(Collected data)
——
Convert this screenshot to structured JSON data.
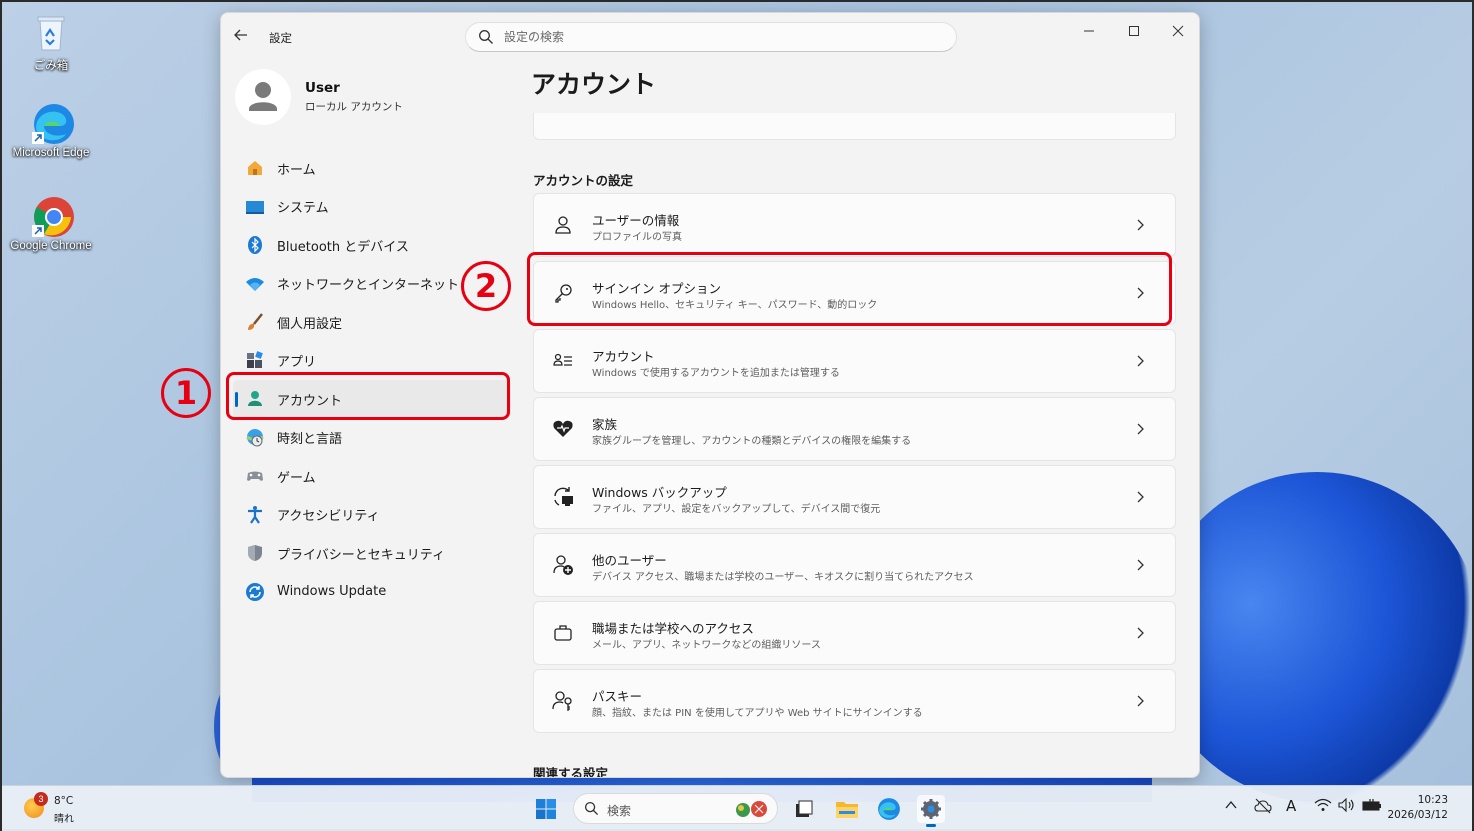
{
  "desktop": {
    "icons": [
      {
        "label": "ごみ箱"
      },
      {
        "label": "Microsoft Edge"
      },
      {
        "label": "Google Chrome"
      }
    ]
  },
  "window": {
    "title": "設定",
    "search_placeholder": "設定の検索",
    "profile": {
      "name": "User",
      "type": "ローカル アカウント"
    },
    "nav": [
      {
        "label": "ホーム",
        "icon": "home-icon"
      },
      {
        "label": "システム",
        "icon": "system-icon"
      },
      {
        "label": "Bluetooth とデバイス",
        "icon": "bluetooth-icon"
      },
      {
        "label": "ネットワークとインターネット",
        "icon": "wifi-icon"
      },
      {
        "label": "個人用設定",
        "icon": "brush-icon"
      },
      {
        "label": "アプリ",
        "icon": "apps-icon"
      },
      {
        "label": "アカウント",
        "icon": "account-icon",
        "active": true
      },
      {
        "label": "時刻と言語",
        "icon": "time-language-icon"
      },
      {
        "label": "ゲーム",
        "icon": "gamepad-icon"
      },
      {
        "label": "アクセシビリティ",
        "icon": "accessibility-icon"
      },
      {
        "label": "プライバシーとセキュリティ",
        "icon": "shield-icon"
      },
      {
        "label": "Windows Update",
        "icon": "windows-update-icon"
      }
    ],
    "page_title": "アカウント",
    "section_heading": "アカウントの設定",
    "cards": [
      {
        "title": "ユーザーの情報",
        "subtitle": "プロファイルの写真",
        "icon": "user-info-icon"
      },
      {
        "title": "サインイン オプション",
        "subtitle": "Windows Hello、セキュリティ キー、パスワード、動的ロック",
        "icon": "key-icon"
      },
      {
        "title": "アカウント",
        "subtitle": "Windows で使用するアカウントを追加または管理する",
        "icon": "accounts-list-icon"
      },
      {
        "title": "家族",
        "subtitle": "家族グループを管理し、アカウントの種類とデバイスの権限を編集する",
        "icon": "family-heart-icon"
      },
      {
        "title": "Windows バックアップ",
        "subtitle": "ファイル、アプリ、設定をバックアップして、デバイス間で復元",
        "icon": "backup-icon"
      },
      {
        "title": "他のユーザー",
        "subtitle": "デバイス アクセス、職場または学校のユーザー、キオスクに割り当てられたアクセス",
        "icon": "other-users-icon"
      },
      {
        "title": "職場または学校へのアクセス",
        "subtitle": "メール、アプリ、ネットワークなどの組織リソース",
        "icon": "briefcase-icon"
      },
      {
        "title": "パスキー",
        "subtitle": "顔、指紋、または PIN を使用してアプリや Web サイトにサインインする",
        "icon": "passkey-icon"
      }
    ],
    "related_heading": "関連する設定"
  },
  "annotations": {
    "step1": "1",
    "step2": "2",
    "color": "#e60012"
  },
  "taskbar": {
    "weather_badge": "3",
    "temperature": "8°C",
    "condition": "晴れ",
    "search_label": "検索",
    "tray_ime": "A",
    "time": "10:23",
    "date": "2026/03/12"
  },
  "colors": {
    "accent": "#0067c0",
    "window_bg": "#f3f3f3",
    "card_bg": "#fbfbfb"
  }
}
——
_Given instruction_. Pick out, from the lines above, every one that contains the string "subtitle".

_Exercise answer_.
        "subtitle": "プロファイルの写真",
        "subtitle": "Windows Hello、セキュリティ キー、パスワード、動的ロック",
        "subtitle": "Windows で使用するアカウントを追加または管理する",
        "subtitle": "家族グループを管理し、アカウントの種類とデバイスの権限を編集する",
        "subtitle": "ファイル、アプリ、設定をバックアップして、デバイス間で復元",
        "subtitle": "デバイス アクセス、職場または学校のユーザー、キオスクに割り当てられたアクセス",
        "subtitle": "メール、アプリ、ネットワークなどの組織リソース",
        "subtitle": "顔、指紋、または PIN を使用してアプリや Web サイトにサインインする",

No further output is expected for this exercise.